## What you have to do
Look through the lines below and extract any with the word "Natural".

## Data listing
* * * * *
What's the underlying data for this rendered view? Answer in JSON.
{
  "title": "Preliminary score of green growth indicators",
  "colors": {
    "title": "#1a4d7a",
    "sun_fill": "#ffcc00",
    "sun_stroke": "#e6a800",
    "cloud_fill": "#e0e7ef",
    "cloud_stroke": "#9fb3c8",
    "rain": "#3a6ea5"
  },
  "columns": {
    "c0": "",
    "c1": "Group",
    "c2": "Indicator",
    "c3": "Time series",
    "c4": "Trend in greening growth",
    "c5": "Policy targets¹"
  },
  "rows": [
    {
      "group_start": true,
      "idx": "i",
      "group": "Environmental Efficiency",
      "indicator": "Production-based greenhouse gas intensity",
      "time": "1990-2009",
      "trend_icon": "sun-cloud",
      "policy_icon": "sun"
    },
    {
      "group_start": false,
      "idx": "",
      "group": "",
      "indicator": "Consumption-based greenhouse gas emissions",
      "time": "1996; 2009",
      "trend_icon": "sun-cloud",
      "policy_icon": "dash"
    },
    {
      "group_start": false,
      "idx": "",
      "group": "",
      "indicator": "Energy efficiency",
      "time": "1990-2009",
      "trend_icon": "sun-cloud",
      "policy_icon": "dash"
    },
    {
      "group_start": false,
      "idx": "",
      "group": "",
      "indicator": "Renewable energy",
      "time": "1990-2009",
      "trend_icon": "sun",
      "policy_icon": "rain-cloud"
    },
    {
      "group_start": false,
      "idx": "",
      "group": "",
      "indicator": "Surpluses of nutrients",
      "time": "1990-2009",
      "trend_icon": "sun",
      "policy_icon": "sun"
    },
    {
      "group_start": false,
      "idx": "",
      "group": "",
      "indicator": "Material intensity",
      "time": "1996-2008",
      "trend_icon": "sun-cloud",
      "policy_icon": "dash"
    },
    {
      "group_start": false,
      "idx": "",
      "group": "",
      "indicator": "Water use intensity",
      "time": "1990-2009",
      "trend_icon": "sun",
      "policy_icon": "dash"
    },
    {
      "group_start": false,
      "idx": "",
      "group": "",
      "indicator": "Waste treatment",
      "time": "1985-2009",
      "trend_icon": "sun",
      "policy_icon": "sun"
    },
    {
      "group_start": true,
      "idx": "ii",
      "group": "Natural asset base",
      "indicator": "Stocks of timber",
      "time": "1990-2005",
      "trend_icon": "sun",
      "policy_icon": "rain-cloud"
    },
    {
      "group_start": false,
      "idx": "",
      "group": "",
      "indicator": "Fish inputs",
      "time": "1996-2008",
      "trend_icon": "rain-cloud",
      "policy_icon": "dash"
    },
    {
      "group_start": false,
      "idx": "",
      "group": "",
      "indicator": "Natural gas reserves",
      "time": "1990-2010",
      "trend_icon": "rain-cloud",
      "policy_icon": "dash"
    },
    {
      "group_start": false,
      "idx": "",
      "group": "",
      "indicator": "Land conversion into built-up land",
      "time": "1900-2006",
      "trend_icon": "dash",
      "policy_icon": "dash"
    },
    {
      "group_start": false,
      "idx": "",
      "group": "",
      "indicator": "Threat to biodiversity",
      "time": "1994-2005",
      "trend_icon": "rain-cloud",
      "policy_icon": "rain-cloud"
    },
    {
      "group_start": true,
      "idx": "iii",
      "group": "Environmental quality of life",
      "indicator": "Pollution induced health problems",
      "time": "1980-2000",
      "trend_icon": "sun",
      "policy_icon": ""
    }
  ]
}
* * * * *
## Answer
      "group": "Natural asset base",
      "indicator": "Natural gas reserves",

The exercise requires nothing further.